- _WORK INSTRUCTIONS_:
Without omitting anything, retype the data that follows.

■ ■ ■ ■ ■ ■ ■

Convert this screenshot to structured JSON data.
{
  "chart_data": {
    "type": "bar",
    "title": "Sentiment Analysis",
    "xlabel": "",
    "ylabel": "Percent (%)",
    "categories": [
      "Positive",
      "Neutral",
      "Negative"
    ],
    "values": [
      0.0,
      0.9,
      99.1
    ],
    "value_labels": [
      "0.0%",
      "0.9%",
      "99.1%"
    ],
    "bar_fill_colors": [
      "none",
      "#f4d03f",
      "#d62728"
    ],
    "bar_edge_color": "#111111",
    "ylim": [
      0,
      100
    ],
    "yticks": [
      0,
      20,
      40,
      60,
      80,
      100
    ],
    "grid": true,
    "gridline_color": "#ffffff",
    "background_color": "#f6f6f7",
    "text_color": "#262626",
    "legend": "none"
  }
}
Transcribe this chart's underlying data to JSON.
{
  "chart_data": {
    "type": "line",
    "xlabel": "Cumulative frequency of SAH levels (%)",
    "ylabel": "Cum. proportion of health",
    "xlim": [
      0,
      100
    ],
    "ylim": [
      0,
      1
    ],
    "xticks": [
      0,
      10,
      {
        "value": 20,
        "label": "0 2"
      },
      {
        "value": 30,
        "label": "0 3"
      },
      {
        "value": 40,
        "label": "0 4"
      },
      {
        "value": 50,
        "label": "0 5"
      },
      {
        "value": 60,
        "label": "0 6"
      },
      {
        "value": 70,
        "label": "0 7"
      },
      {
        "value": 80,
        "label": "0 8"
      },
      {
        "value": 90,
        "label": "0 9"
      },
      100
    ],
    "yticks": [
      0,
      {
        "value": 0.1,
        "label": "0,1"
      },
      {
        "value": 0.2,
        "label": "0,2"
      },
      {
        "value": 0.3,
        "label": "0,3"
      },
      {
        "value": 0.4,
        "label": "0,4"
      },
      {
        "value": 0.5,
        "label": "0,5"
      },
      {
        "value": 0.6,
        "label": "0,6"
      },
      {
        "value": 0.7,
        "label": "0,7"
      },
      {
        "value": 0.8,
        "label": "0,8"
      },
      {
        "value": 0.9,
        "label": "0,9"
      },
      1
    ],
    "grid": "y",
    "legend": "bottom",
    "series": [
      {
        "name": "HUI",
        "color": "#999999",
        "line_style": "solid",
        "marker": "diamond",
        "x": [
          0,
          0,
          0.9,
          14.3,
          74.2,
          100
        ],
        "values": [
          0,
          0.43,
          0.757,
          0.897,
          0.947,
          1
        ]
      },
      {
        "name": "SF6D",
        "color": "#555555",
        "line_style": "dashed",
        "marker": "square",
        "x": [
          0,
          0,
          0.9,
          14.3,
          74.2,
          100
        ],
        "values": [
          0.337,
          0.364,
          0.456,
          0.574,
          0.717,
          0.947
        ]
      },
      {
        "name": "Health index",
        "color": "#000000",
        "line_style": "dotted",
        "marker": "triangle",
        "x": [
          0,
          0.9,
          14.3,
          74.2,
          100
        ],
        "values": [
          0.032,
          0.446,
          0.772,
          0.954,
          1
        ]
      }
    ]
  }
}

■ ■ ■ ■ ■ ■ ■

- _OUTPUT_:
Convert this screenshot to structured JSON data.
{
  "chart_data": {
    "type": "bar",
    "title": "Sentiment Analysis",
    "xlabel": "",
    "ylabel": "Percent (%)",
    "categories": [
      "Positive",
      "Neutral",
      "Negative"
    ],
    "values": [
      0.0,
      0.9,
      99.1
    ],
    "value_labels": [
      "0.0%",
      "0.9%",
      "99.1%"
    ],
    "bar_fill_colors": [
      "none",
      "#f4d03f",
      "#d62728"
    ],
    "bar_edge_color": "#111111",
    "ylim": [
      0,
      100
    ],
    "yticks": [
      0,
      20,
      40,
      60,
      80,
      100
    ],
    "grid": true,
    "gridline_color": "#ffffff",
    "background_color": "#f6f6f7",
    "text_color": "#262626",
    "legend": "none"
  }
}
Transcribe this chart's underlying data to JSON.
{
  "chart_data": {
    "type": "line",
    "xlabel": "Cumulative frequency of SAH levels (%)",
    "ylabel": "Cum. proportion of health",
    "xlim": [
      0,
      100
    ],
    "ylim": [
      0,
      1
    ],
    "xticks": [
      0,
      10,
      {
        "value": 20,
        "label": "0 2"
      },
      {
        "value": 30,
        "label": "0 3"
      },
      {
        "value": 40,
        "label": "0 4"
      },
      {
        "value": 50,
        "label": "0 5"
      },
      {
        "value": 60,
        "label": "0 6"
      },
      {
        "value": 70,
        "label": "0 7"
      },
      {
        "value": 80,
        "label": "0 8"
      },
      {
        "value": 90,
        "label": "0 9"
      },
      100
    ],
    "yticks": [
      0,
      {
        "value": 0.1,
        "label": "0,1"
      },
      {
        "value": 0.2,
        "label": "0,2"
      },
      {
        "value": 0.3,
        "label": "0,3"
      },
      {
        "value": 0.4,
        "label": "0,4"
      },
      {
        "value": 0.5,
        "label": "0,5"
      },
      {
        "value": 0.6,
        "label": "0,6"
      },
      {
        "value": 0.7,
        "label": "0,7"
      },
      {
        "value": 0.8,
        "label": "0,8"
      },
      {
        "value": 0.9,
        "label": "0,9"
      },
      1
    ],
    "grid": "y",
    "legend": "bottom",
    "series": [
      {
        "name": "HUI",
        "color": "#999999",
        "line_style": "solid",
        "marker": "diamond",
        "x": [
          0,
          0,
          0.9,
          14.3,
          74.2,
          100
        ],
        "values": [
          0,
          0.43,
          0.757,
          0.897,
          0.947,
          1
        ]
      },
      {
        "name": "SF6D",
        "color": "#555555",
        "line_style": "dashed",
        "marker": "square",
        "x": [
          0,
          0,
          0.9,
          14.3,
          74.2,
          100
        ],
        "values": [
          0.337,
          0.364,
          0.456,
          0.574,
          0.717,
          0.947
        ]
      },
      {
        "name": "Health index",
        "color": "#000000",
        "line_style": "dotted",
        "marker": "triangle",
        "x": [
          0,
          0.9,
          14.3,
          74.2,
          100
        ],
        "values": [
          0.032,
          0.446,
          0.772,
          0.954,
          1
        ]
      }
    ]
  }
}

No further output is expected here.